Description of the task: Within these entries, which lines include the string "Live"? Copy each one.

(Document text records)
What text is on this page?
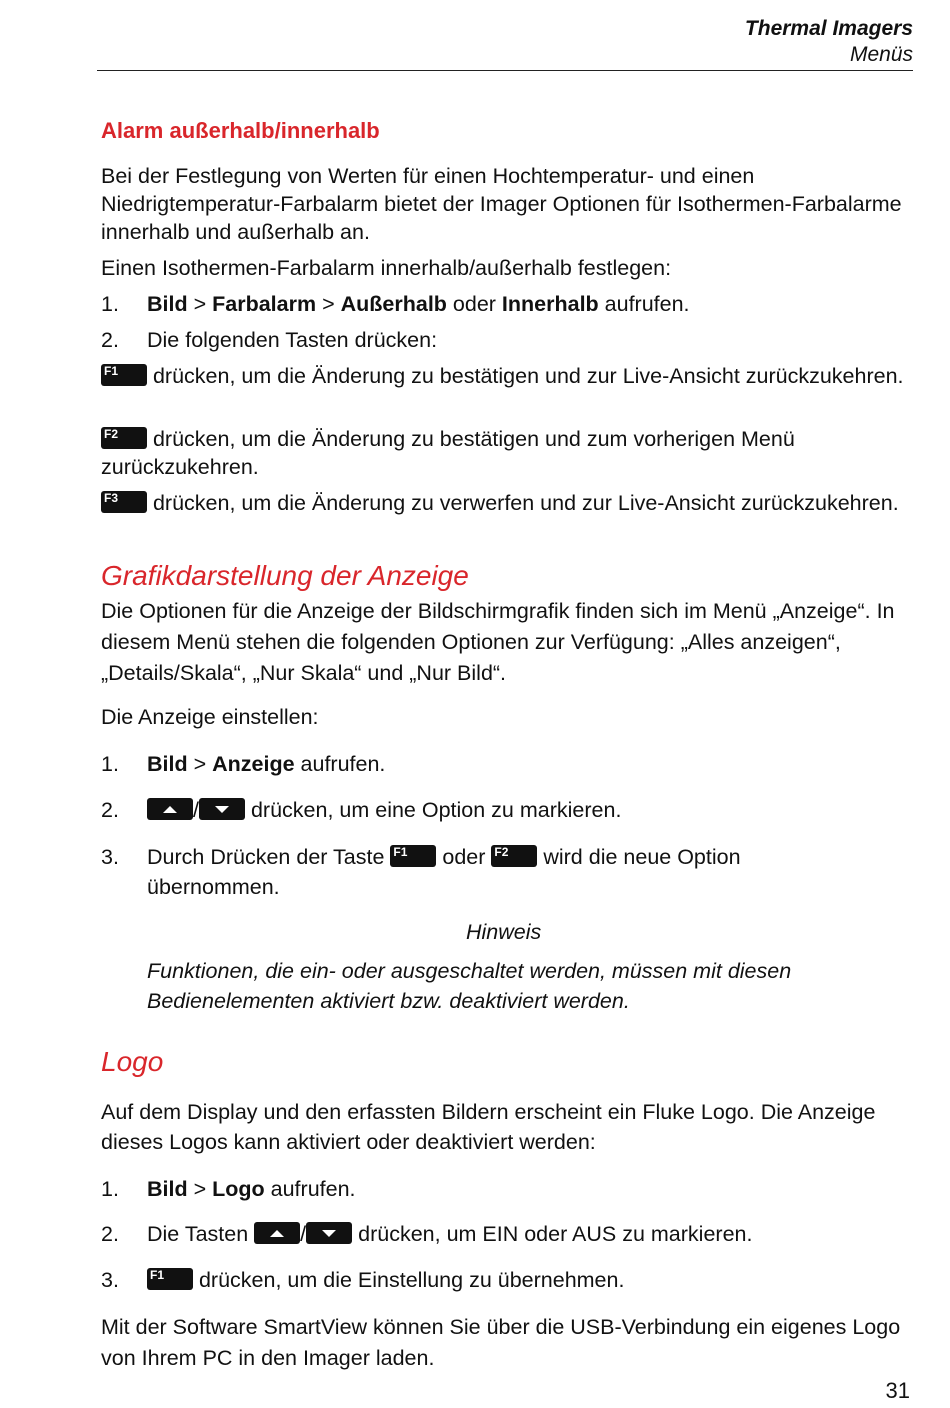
Thermal Imagers
Menüs
Alarm außerhalb/innerhalb

Bei der Festlegung von Werten für einen Hochtemperatur- und einen Niedrigtemperatur-Farbalarm bietet der Imager Optionen für Isothermen-Farbalarme innerhalb und außerhalb an.

Einen Isothermen-Farbalarm innerhalb/außerhalb festlegen:

1. Bild > Farbalarm > Außerhalb oder Innerhalb aufrufen.
2. Die folgenden Tasten drücken:

F1 drücken, um die Änderung zu bestätigen und zur Live-Ansicht zurückzukehren.

F2 drücken, um die Änderung zu bestätigen und zum vorherigen Menü zurückzukehren.

F3 drücken, um die Änderung zu verwerfen und zur Live-Ansicht zurückzukehren.

Grafikdarstellung der Anzeige

Die Optionen für die Anzeige der Bildschirmgrafik finden sich im Menü „Anzeige“. In diesem Menü stehen die folgenden Optionen zur Verfügung: „Alles anzeigen“, „Details/Skala“, „Nur Skala“ und „Nur Bild“.

Die Anzeige einstellen:

1. Bild > Anzeige aufrufen.
2.	/
drücken, um eine Option zu markieren.
3. Durch Drücken der Taste F1 oder F2 wird die neue Option übernommen.
Hinweis

Funktionen, die ein- oder ausgeschaltet werden, müssen mit diesen Bedienelementen aktiviert bzw. deaktiviert werden.

Logo

Auf dem Display und den erfassten Bildern erscheint ein Fluke Logo. Die Anzeige dieses Logos kann aktiviert oder deaktiviert werden:

1. Bild > Logo aufrufen.
2. Die Tasten
/
drücken, um EIN oder AUS zu markieren.
3.	F1 drücken, um die Einstellung zu übernehmen.

Mit der Software SmartView können Sie über die USB-Verbindung ein eigenes Logo von Ihrem PC in den Imager laden.

31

Expected answer:
F1 drücken, um die Änderung zu bestätigen und zur Live-Ansicht zurückzukehren.
F3 drücken, um die Änderung zu verwerfen und zur Live-Ansicht zurückzukehren.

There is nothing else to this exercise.